Data entries:
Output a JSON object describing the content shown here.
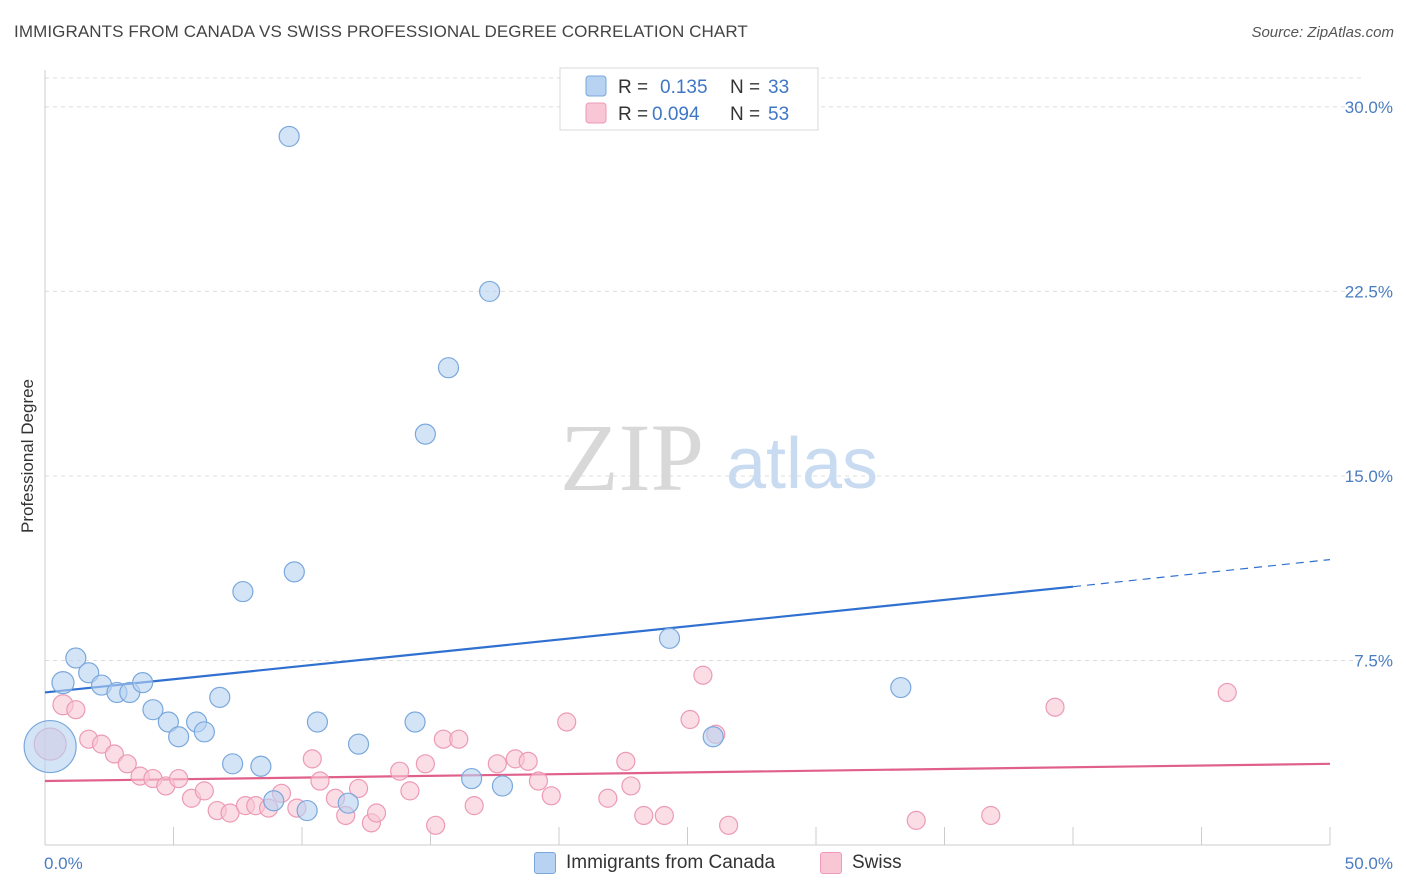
{
  "title": "IMMIGRANTS FROM CANADA VS SWISS PROFESSIONAL DEGREE CORRELATION CHART",
  "source": "Source: ZipAtlas.com",
  "watermark": {
    "zip": "ZIP",
    "atlas": "atlas"
  },
  "colors": {
    "canada_fill": "#b8d2f2",
    "canada_stroke": "#7aa8dc",
    "canada_line": "#2f70d0",
    "swiss_fill": "#f9c6d6",
    "swiss_stroke": "#ec9ab6",
    "swiss_line": "#e0608a",
    "tick_text": "#4a7cc0"
  },
  "legend": {
    "rows": [
      {
        "r_label": "R =",
        "r_value": "0.135",
        "n_label": "N =",
        "n_value": "33"
      },
      {
        "r_label": "R =",
        "r_value": "0.094",
        "n_label": "N =",
        "n_value": "53"
      }
    ]
  },
  "bottom_legend": [
    "Immigrants from Canada",
    "Swiss"
  ],
  "chart_data": {
    "type": "scatter",
    "ylabel": "Professional Degree",
    "xlim": [
      0,
      50
    ],
    "ylim": [
      0,
      31.5
    ],
    "x_tick_labels": [
      "0.0%",
      "50.0%"
    ],
    "y_ticks": [
      7.5,
      15.0,
      22.5,
      30.0
    ],
    "y_tick_labels": [
      "7.5%",
      "15.0%",
      "22.5%",
      "30.0%"
    ],
    "grid": "horizontal-dashed",
    "series": [
      {
        "name": "Immigrants from Canada",
        "trend": {
          "x0": 0,
          "y0": 6.2,
          "x1": 40,
          "y1": 10.5,
          "x_dash_end": 50,
          "y_dash_end": 11.6
        },
        "points": [
          [
            0.2,
            4.0,
            26
          ],
          [
            0.7,
            6.6,
            11
          ],
          [
            1.2,
            7.6,
            10
          ],
          [
            1.7,
            7.0,
            10
          ],
          [
            2.2,
            6.5,
            10
          ],
          [
            2.8,
            6.2,
            10
          ],
          [
            3.3,
            6.2,
            10
          ],
          [
            3.8,
            6.6,
            10
          ],
          [
            4.2,
            5.5,
            10
          ],
          [
            4.8,
            5.0,
            10
          ],
          [
            5.2,
            4.4,
            10
          ],
          [
            5.9,
            5.0,
            10
          ],
          [
            6.2,
            4.6,
            10
          ],
          [
            6.8,
            6.0,
            10
          ],
          [
            7.3,
            3.3,
            10
          ],
          [
            7.7,
            10.3,
            10
          ],
          [
            8.4,
            3.2,
            10
          ],
          [
            8.9,
            1.8,
            10
          ],
          [
            9.5,
            28.8,
            10
          ],
          [
            9.7,
            11.1,
            10
          ],
          [
            10.2,
            1.4,
            10
          ],
          [
            10.6,
            5.0,
            10
          ],
          [
            11.8,
            1.7,
            10
          ],
          [
            12.2,
            4.1,
            10
          ],
          [
            14.4,
            5.0,
            10
          ],
          [
            14.8,
            16.7,
            10
          ],
          [
            15.7,
            19.4,
            10
          ],
          [
            16.6,
            2.7,
            10
          ],
          [
            17.3,
            22.5,
            10
          ],
          [
            17.8,
            2.4,
            10
          ],
          [
            24.3,
            8.4,
            10
          ],
          [
            26.0,
            4.4,
            10
          ],
          [
            33.3,
            6.4,
            10
          ]
        ]
      },
      {
        "name": "Swiss",
        "trend": {
          "x0": 0,
          "y0": 2.6,
          "x1": 50,
          "y1": 3.3
        },
        "points": [
          [
            0.2,
            4.1,
            16
          ],
          [
            0.7,
            5.7,
            10
          ],
          [
            1.2,
            5.5,
            9
          ],
          [
            1.7,
            4.3,
            9
          ],
          [
            2.2,
            4.1,
            9
          ],
          [
            2.7,
            3.7,
            9
          ],
          [
            3.2,
            3.3,
            9
          ],
          [
            3.7,
            2.8,
            9
          ],
          [
            4.2,
            2.7,
            9
          ],
          [
            4.7,
            2.4,
            9
          ],
          [
            5.2,
            2.7,
            9
          ],
          [
            5.7,
            1.9,
            9
          ],
          [
            6.2,
            2.2,
            9
          ],
          [
            6.7,
            1.4,
            9
          ],
          [
            7.2,
            1.3,
            9
          ],
          [
            7.8,
            1.6,
            9
          ],
          [
            8.2,
            1.6,
            9
          ],
          [
            8.7,
            1.5,
            9
          ],
          [
            9.2,
            2.1,
            9
          ],
          [
            9.8,
            1.5,
            9
          ],
          [
            10.4,
            3.5,
            9
          ],
          [
            10.7,
            2.6,
            9
          ],
          [
            11.3,
            1.9,
            9
          ],
          [
            11.7,
            1.2,
            9
          ],
          [
            12.2,
            2.3,
            9
          ],
          [
            12.7,
            0.9,
            9
          ],
          [
            12.9,
            1.3,
            9
          ],
          [
            13.8,
            3.0,
            9
          ],
          [
            14.2,
            2.2,
            9
          ],
          [
            14.8,
            3.3,
            9
          ],
          [
            15.2,
            0.8,
            9
          ],
          [
            15.5,
            4.3,
            9
          ],
          [
            16.1,
            4.3,
            9
          ],
          [
            16.7,
            1.6,
            9
          ],
          [
            17.6,
            3.3,
            9
          ],
          [
            18.3,
            3.5,
            9
          ],
          [
            18.8,
            3.4,
            9
          ],
          [
            19.2,
            2.6,
            9
          ],
          [
            19.7,
            2.0,
            9
          ],
          [
            20.3,
            5.0,
            9
          ],
          [
            21.9,
            1.9,
            9
          ],
          [
            22.6,
            3.4,
            9
          ],
          [
            22.8,
            2.4,
            9
          ],
          [
            23.3,
            1.2,
            9
          ],
          [
            24.1,
            1.2,
            9
          ],
          [
            25.1,
            5.1,
            9
          ],
          [
            25.6,
            6.9,
            9
          ],
          [
            26.1,
            4.5,
            9
          ],
          [
            26.6,
            0.8,
            9
          ],
          [
            33.9,
            1.0,
            9
          ],
          [
            36.8,
            1.2,
            9
          ],
          [
            39.3,
            5.6,
            9
          ],
          [
            46.0,
            6.2,
            9
          ]
        ]
      }
    ]
  }
}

WHAT TO PRODUCE:
Quote the material word for word, dropping any images it holds.

OUTPUT OF THE TASK:
Output a JSON object describing the content shown here.
{
  "title": "IMMIGRANTS FROM CANADA VS SWISS PROFESSIONAL DEGREE CORRELATION CHART",
  "source": "Source: ZipAtlas.com",
  "watermark": {
    "zip": "ZIP",
    "atlas": "atlas"
  },
  "colors": {
    "canada_fill": "#b8d2f2",
    "canada_stroke": "#7aa8dc",
    "canada_line": "#2f70d0",
    "swiss_fill": "#f9c6d6",
    "swiss_stroke": "#ec9ab6",
    "swiss_line": "#e0608a",
    "tick_text": "#4a7cc0"
  },
  "legend": {
    "rows": [
      {
        "r_label": "R =",
        "r_value": "0.135",
        "n_label": "N =",
        "n_value": "33"
      },
      {
        "r_label": "R =",
        "r_value": "0.094",
        "n_label": "N =",
        "n_value": "53"
      }
    ]
  },
  "bottom_legend": [
    "Immigrants from Canada",
    "Swiss"
  ],
  "chart_data": {
    "type": "scatter",
    "ylabel": "Professional Degree",
    "xlim": [
      0,
      50
    ],
    "ylim": [
      0,
      31.5
    ],
    "x_tick_labels": [
      "0.0%",
      "50.0%"
    ],
    "y_ticks": [
      7.5,
      15.0,
      22.5,
      30.0
    ],
    "y_tick_labels": [
      "7.5%",
      "15.0%",
      "22.5%",
      "30.0%"
    ],
    "grid": "horizontal-dashed",
    "series": [
      {
        "name": "Immigrants from Canada",
        "trend": {
          "x0": 0,
          "y0": 6.2,
          "x1": 40,
          "y1": 10.5,
          "x_dash_end": 50,
          "y_dash_end": 11.6
        },
        "points": [
          [
            0.2,
            4.0,
            26
          ],
          [
            0.7,
            6.6,
            11
          ],
          [
            1.2,
            7.6,
            10
          ],
          [
            1.7,
            7.0,
            10
          ],
          [
            2.2,
            6.5,
            10
          ],
          [
            2.8,
            6.2,
            10
          ],
          [
            3.3,
            6.2,
            10
          ],
          [
            3.8,
            6.6,
            10
          ],
          [
            4.2,
            5.5,
            10
          ],
          [
            4.8,
            5.0,
            10
          ],
          [
            5.2,
            4.4,
            10
          ],
          [
            5.9,
            5.0,
            10
          ],
          [
            6.2,
            4.6,
            10
          ],
          [
            6.8,
            6.0,
            10
          ],
          [
            7.3,
            3.3,
            10
          ],
          [
            7.7,
            10.3,
            10
          ],
          [
            8.4,
            3.2,
            10
          ],
          [
            8.9,
            1.8,
            10
          ],
          [
            9.5,
            28.8,
            10
          ],
          [
            9.7,
            11.1,
            10
          ],
          [
            10.2,
            1.4,
            10
          ],
          [
            10.6,
            5.0,
            10
          ],
          [
            11.8,
            1.7,
            10
          ],
          [
            12.2,
            4.1,
            10
          ],
          [
            14.4,
            5.0,
            10
          ],
          [
            14.8,
            16.7,
            10
          ],
          [
            15.7,
            19.4,
            10
          ],
          [
            16.6,
            2.7,
            10
          ],
          [
            17.3,
            22.5,
            10
          ],
          [
            17.8,
            2.4,
            10
          ],
          [
            24.3,
            8.4,
            10
          ],
          [
            26.0,
            4.4,
            10
          ],
          [
            33.3,
            6.4,
            10
          ]
        ]
      },
      {
        "name": "Swiss",
        "trend": {
          "x0": 0,
          "y0": 2.6,
          "x1": 50,
          "y1": 3.3
        },
        "points": [
          [
            0.2,
            4.1,
            16
          ],
          [
            0.7,
            5.7,
            10
          ],
          [
            1.2,
            5.5,
            9
          ],
          [
            1.7,
            4.3,
            9
          ],
          [
            2.2,
            4.1,
            9
          ],
          [
            2.7,
            3.7,
            9
          ],
          [
            3.2,
            3.3,
            9
          ],
          [
            3.7,
            2.8,
            9
          ],
          [
            4.2,
            2.7,
            9
          ],
          [
            4.7,
            2.4,
            9
          ],
          [
            5.2,
            2.7,
            9
          ],
          [
            5.7,
            1.9,
            9
          ],
          [
            6.2,
            2.2,
            9
          ],
          [
            6.7,
            1.4,
            9
          ],
          [
            7.2,
            1.3,
            9
          ],
          [
            7.8,
            1.6,
            9
          ],
          [
            8.2,
            1.6,
            9
          ],
          [
            8.7,
            1.5,
            9
          ],
          [
            9.2,
            2.1,
            9
          ],
          [
            9.8,
            1.5,
            9
          ],
          [
            10.4,
            3.5,
            9
          ],
          [
            10.7,
            2.6,
            9
          ],
          [
            11.3,
            1.9,
            9
          ],
          [
            11.7,
            1.2,
            9
          ],
          [
            12.2,
            2.3,
            9
          ],
          [
            12.7,
            0.9,
            9
          ],
          [
            12.9,
            1.3,
            9
          ],
          [
            13.8,
            3.0,
            9
          ],
          [
            14.2,
            2.2,
            9
          ],
          [
            14.8,
            3.3,
            9
          ],
          [
            15.2,
            0.8,
            9
          ],
          [
            15.5,
            4.3,
            9
          ],
          [
            16.1,
            4.3,
            9
          ],
          [
            16.7,
            1.6,
            9
          ],
          [
            17.6,
            3.3,
            9
          ],
          [
            18.3,
            3.5,
            9
          ],
          [
            18.8,
            3.4,
            9
          ],
          [
            19.2,
            2.6,
            9
          ],
          [
            19.7,
            2.0,
            9
          ],
          [
            20.3,
            5.0,
            9
          ],
          [
            21.9,
            1.9,
            9
          ],
          [
            22.6,
            3.4,
            9
          ],
          [
            22.8,
            2.4,
            9
          ],
          [
            23.3,
            1.2,
            9
          ],
          [
            24.1,
            1.2,
            9
          ],
          [
            25.1,
            5.1,
            9
          ],
          [
            25.6,
            6.9,
            9
          ],
          [
            26.1,
            4.5,
            9
          ],
          [
            26.6,
            0.8,
            9
          ],
          [
            33.9,
            1.0,
            9
          ],
          [
            36.8,
            1.2,
            9
          ],
          [
            39.3,
            5.6,
            9
          ],
          [
            46.0,
            6.2,
            9
          ]
        ]
      }
    ]
  }
}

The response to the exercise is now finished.